Exercise -> Collect each line of the material below that contains the string "column", copying each such line in full.

============

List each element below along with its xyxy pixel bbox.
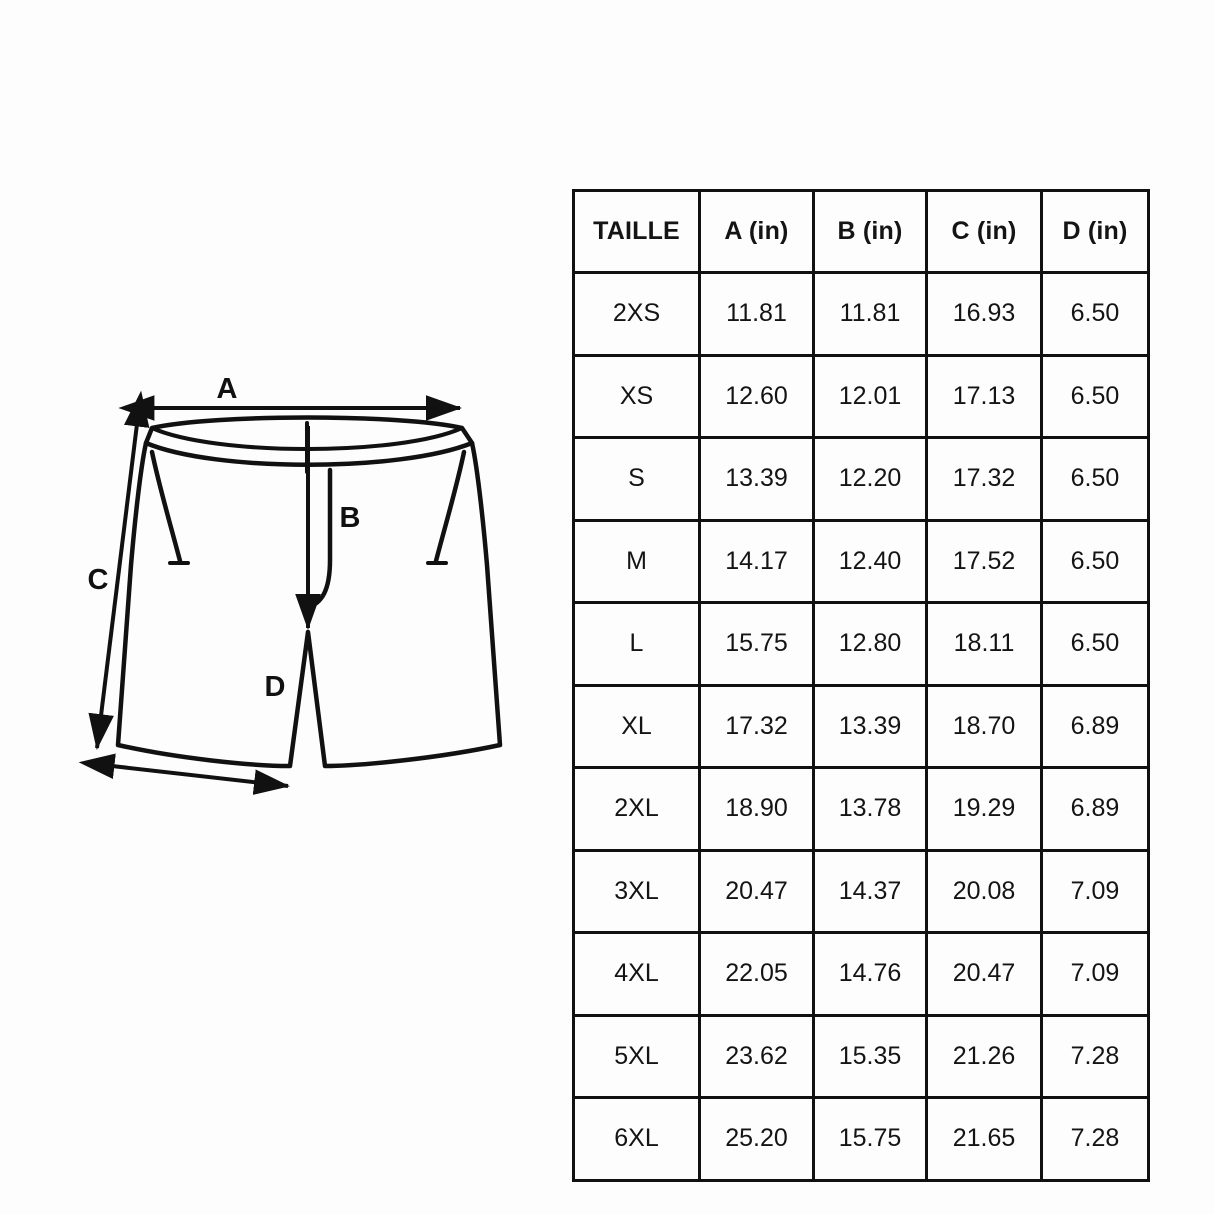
table-body: 2XS 11.81 11.81 16.93 6.50 XS 12.60 12.01 17.13 6… [572,271,1150,1182]
measurement-d-cell: 7.28 [1040,1013,1150,1099]
measurement-a-cell: 14.17 [698,518,815,604]
measurement-a-cell: 18.90 [698,766,815,852]
table-header: TAILLE A (in) B (in) C (in) D (in) [572,189,1150,274]
size-cell: XL [572,683,701,769]
measurement-c-cell: 18.11 [925,601,1043,687]
column-header-taille: TAILLE [572,189,701,274]
measurement-d-cell: 6.50 [1040,353,1150,439]
measurement-c-cell: 19.29 [925,766,1043,852]
size-cell: 5XL [572,1013,701,1099]
table-header-row: TAILLE A (in) B (in) C (in) D (in) [572,189,1150,274]
measurement-d-cell: 6.50 [1040,436,1150,522]
shorts-diagram-panel: A B C D [0,0,560,1214]
table-row: XS 12.60 12.01 17.13 6.50 [572,353,1150,439]
right-pocket-seam [433,449,467,564]
table-row: 5XL 23.62 15.35 21.26 7.28 [572,1013,1150,1099]
measurement-d-cell: 6.50 [1040,518,1150,604]
measurement-c-cell: 20.47 [925,931,1043,1017]
measurement-d-cell: 6.89 [1040,683,1150,769]
measurement-b-cell: 13.39 [812,683,928,769]
size-cell: 6XL [572,1096,701,1182]
table-row: 2XL 18.90 13.78 19.29 6.89 [572,766,1150,852]
column-header-d: D (in) [1040,189,1150,274]
measurement-c-cell: 20.08 [925,848,1043,934]
measurement-b-cell: 12.40 [812,518,928,604]
table-row: 4XL 22.05 14.76 20.47 7.09 [572,931,1150,1017]
measurement-a-cell: 25.20 [698,1096,815,1182]
size-cell: XS [572,353,701,439]
shorts-technical-drawing: A B C D [78,373,503,795]
measurement-d-cell: 7.09 [1040,848,1150,934]
dimension-label-b: B [340,502,361,534]
measurement-a-cell: 23.62 [698,1013,815,1099]
dimension-label-d: D [265,671,286,703]
size-cell: S [572,436,701,522]
dimension-label-c: C [88,564,109,596]
dimension-arrow-d [78,753,290,795]
measurement-b-cell: 12.80 [812,601,928,687]
measurement-a-cell: 12.60 [698,353,815,439]
table-row: S 13.39 12.20 17.32 6.50 [572,436,1150,522]
table-row: 6XL 25.20 15.75 21.65 7.28 [572,1096,1150,1182]
measurement-c-cell: 17.32 [925,436,1043,522]
measurement-d-cell: 6.89 [1040,766,1150,852]
measurement-d-cell: 7.28 [1040,1096,1150,1182]
table-row: XL 17.32 13.39 18.70 6.89 [572,683,1150,769]
measurement-d-cell: 6.50 [1040,271,1150,357]
measurement-d-cell: 6.50 [1040,601,1150,687]
size-cell: L [572,601,701,687]
table-row: 3XL 20.47 14.37 20.08 7.09 [572,848,1150,934]
size-table-container: TAILLE A (in) B (in) C (in) D (in) 2XS 11… [572,189,1150,1182]
dimension-arrow-c [88,390,150,750]
size-cell: 4XL [572,931,701,1017]
measurement-b-cell: 15.35 [812,1013,928,1099]
measurement-c-cell: 16.93 [925,271,1043,357]
measurement-b-cell: 14.76 [812,931,928,1017]
size-chart-table: TAILLE A (in) B (in) C (in) D (in) 2XS 11… [572,189,1150,1182]
measurement-a-cell: 15.75 [698,601,815,687]
measurement-a-cell: 17.32 [698,683,815,769]
column-header-b: B (in) [812,189,928,274]
measurement-c-cell: 17.13 [925,353,1043,439]
size-cell: M [572,518,701,604]
measurement-b-cell: 13.78 [812,766,928,852]
column-header-a: A (in) [698,189,815,274]
table-row: M 14.17 12.40 17.52 6.50 [572,518,1150,604]
measurement-b-cell: 14.37 [812,848,928,934]
measurement-b-cell: 12.20 [812,436,928,522]
size-cell: 2XL [572,766,701,852]
measurement-c-cell: 21.65 [925,1096,1043,1182]
dimension-label-a: A [217,373,238,405]
dimension-arrows-group [78,390,462,795]
measurement-b-cell: 11.81 [812,271,928,357]
table-row: 2XS 11.81 11.81 16.93 6.50 [572,271,1150,357]
size-cell: 2XS [572,271,701,357]
measurement-c-cell: 18.70 [925,683,1043,769]
measurement-c-cell: 17.52 [925,518,1043,604]
measurement-b-cell: 15.75 [812,1096,928,1182]
table-row: L 15.75 12.80 18.11 6.50 [572,601,1150,687]
measurement-c-cell: 21.26 [925,1013,1043,1099]
measurement-a-cell: 13.39 [698,436,815,522]
column-header-c: C (in) [925,189,1043,274]
measurement-d-cell: 7.09 [1040,931,1150,1017]
measurement-b-cell: 12.01 [812,353,928,439]
size-cell: 3XL [572,848,701,934]
measurement-a-cell: 11.81 [698,271,815,357]
measurement-a-cell: 22.05 [698,931,815,1017]
left-pocket-seam [149,449,183,564]
measurement-a-cell: 20.47 [698,848,815,934]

============

Full output ->
column-header-taille: TAILLE [572,189,701,274]
column-header-d: D (in) [1040,189,1150,274]
column-header-b: B (in) [812,189,928,274]
column-header-a: A (in) [698,189,815,274]
column-header-c: C (in) [925,189,1043,274]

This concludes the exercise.